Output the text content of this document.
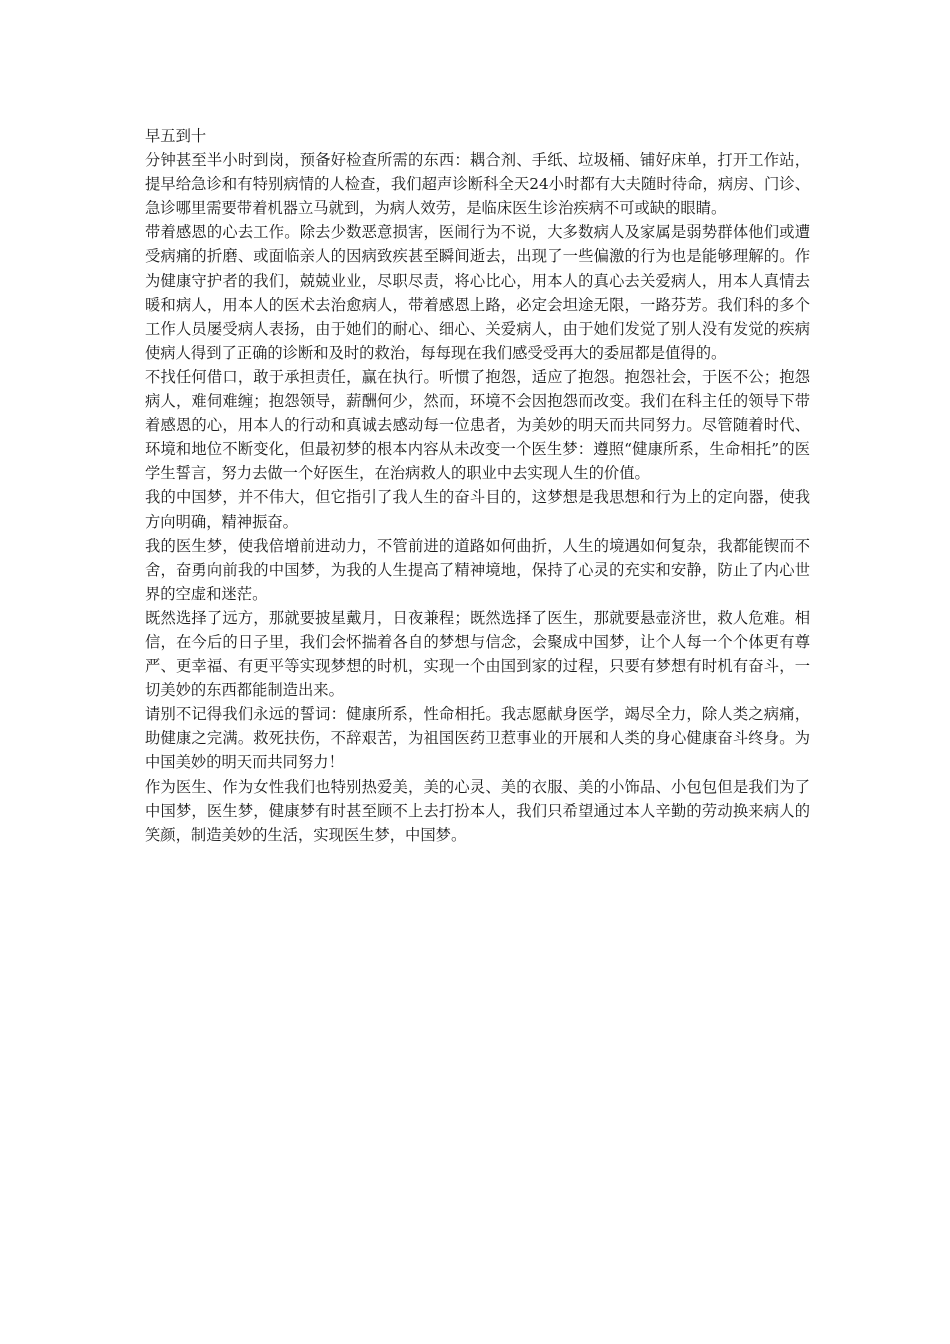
早五到十

分钟甚至半小时到岗，预备好检查所需的东西：耦合剂、手纸、垃圾桶、铺好床单，打开工作站，提早给急诊和有特别病情的人检查，我们超声诊断科全天24小时都有大夫随时待命，病房、门诊、急诊哪里需要带着机器立马就到，为病人效劳，是临床医生诊治疾病不可或缺的眼睛。

带着感恩的心去工作。除去少数恶意损害，医闹行为不说，大多数病人及家属是弱势群体他们或遭受病痛的折磨、或面临亲人的因病致疾甚至瞬间逝去，出现了一些偏激的行为也是能够理解的。作为健康守护者的我们，兢兢业业，尽职尽责，将心比心，用本人的真心去关爱病人，用本人真情去暖和病人，用本人的医术去治愈病人，带着感恩上路，必定会坦途无限，一路芬芳。我们科的多个工作人员屡受病人表扬，由于她们的耐心、细心、关爱病人，由于她们发觉了别人没有发觉的疾病使病人得到了正确的诊断和及时的救治，每每现在我们感受受再大的委屈都是值得的。

不找任何借口，敢于承担责任，赢在执行。听惯了抱怨，适应了抱怨。抱怨社会，于医不公；抱怨病人，难伺难缠；抱怨领导，薪酬何少，然而，环境不会因抱怨而改变。我们在科主任的领导下带着感恩的心，用本人的行动和真诚去感动每一位患者，为美妙的明天而共同努力。尽管随着时代、环境和地位不断变化，但最初梦的根本内容从未改变一个医生梦：遵照“健康所系，生命相托”的医学生誓言，努力去做一个好医生，在治病救人的职业中去实现人生的价值。

我的中国梦，并不伟大，但它指引了我人生的奋斗目的，这梦想是我思想和行为上的定向器，使我方向明确，精神振奋。

我的医生梦，使我倍增前进动力，不管前进的道路如何曲折，人生的境遇如何复杂，我都能锲而不舍，奋勇向前我的中国梦，为我的人生提高了精神境地，保持了心灵的充实和安静，防止了内心世界的空虚和迷茫。

既然选择了远方，那就要披星戴月，日夜兼程；既然选择了医生，那就要悬壶济世，救人危难。相信，在今后的日子里，我们会怀揣着各自的梦想与信念，会聚成中国梦，让个人每一个个体更有尊严、更幸福、有更平等实现梦想的时机，实现一个由国到家的过程，只要有梦想有时机有奋斗，一切美妙的东西都能制造出来。

请别不记得我们永远的誓词：健康所系，性命相托。我志愿献身医学，竭尽全力，除人类之病痛，助健康之完满。救死扶伤，不辞艰苦，为祖国医药卫惹事业的开展和人类的身心健康奋斗终身。为中国美妙的明天而共同努力！

作为医生、作为女性我们也特别热爱美，美的心灵、美的衣服、美的小饰品、小包包但是我们为了中国梦，医生梦，健康梦有时甚至顾不上去打扮本人，我们只希望通过本人辛勤的劳动换来病人的笑颜，制造美妙的生活，实现医生梦，中国梦。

### [TASK PROMPT]
Repeat all of the records verbatim, leaving out the pictures.

### [EXERCISE RESPONSE]
Output the text content of this document.
早五到十

分钟甚至半小时到岗，预备好检查所需的东西：耦合剂、手纸、垃圾桶、铺好床单，打开工作站，提早给急诊和有特别病情的人检查，我们超声诊断科全天24小时都有大夫随时待命，病房、门诊、急诊哪里需要带着机器立马就到，为病人效劳，是临床医生诊治疾病不可或缺的眼睛。

带着感恩的心去工作。除去少数恶意损害，医闹行为不说，大多数病人及家属是弱势群体他们或遭受病痛的折磨、或面临亲人的因病致疾甚至瞬间逝去，出现了一些偏激的行为也是能够理解的。作为健康守护者的我们，兢兢业业，尽职尽责，将心比心，用本人的真心去关爱病人，用本人真情去暖和病人，用本人的医术去治愈病人，带着感恩上路，必定会坦途无限，一路芬芳。我们科的多个工作人员屡受病人表扬，由于她们的耐心、细心、关爱病人，由于她们发觉了别人没有发觉的疾病使病人得到了正确的诊断和及时的救治，每每现在我们感受受再大的委屈都是值得的。

不找任何借口，敢于承担责任，赢在执行。听惯了抱怨，适应了抱怨。抱怨社会，于医不公；抱怨病人，难伺难缠；抱怨领导，薪酬何少，然而，环境不会因抱怨而改变。我们在科主任的领导下带着感恩的心，用本人的行动和真诚去感动每一位患者，为美妙的明天而共同努力。尽管随着时代、环境和地位不断变化，但最初梦的根本内容从未改变一个医生梦：遵照“健康所系，生命相托”的医学生誓言，努力去做一个好医生，在治病救人的职业中去实现人生的价值。

我的中国梦，并不伟大，但它指引了我人生的奋斗目的，这梦想是我思想和行为上的定向器，使我方向明确，精神振奋。

我的医生梦，使我倍增前进动力，不管前进的道路如何曲折，人生的境遇如何复杂，我都能锲而不舍，奋勇向前我的中国梦，为我的人生提高了精神境地，保持了心灵的充实和安静，防止了内心世界的空虚和迷茫。

既然选择了远方，那就要披星戴月，日夜兼程；既然选择了医生，那就要悬壶济世，救人危难。相信，在今后的日子里，我们会怀揣着各自的梦想与信念，会聚成中国梦，让个人每一个个体更有尊严、更幸福、有更平等实现梦想的时机，实现一个由国到家的过程，只要有梦想有时机有奋斗，一切美妙的东西都能制造出来。

请别不记得我们永远的誓词：健康所系，性命相托。我志愿献身医学，竭尽全力，除人类之病痛，助健康之完满。救死扶伤，不辞艰苦，为祖国医药卫惹事业的开展和人类的身心健康奋斗终身。为中国美妙的明天而共同努力！

作为医生、作为女性我们也特别热爱美，美的心灵、美的衣服、美的小饰品、小包包但是我们为了中国梦，医生梦，健康梦有时甚至顾不上去打扮本人，我们只希望通过本人辛勤的劳动换来病人的笑颜，制造美妙的生活，实现医生梦，中国梦。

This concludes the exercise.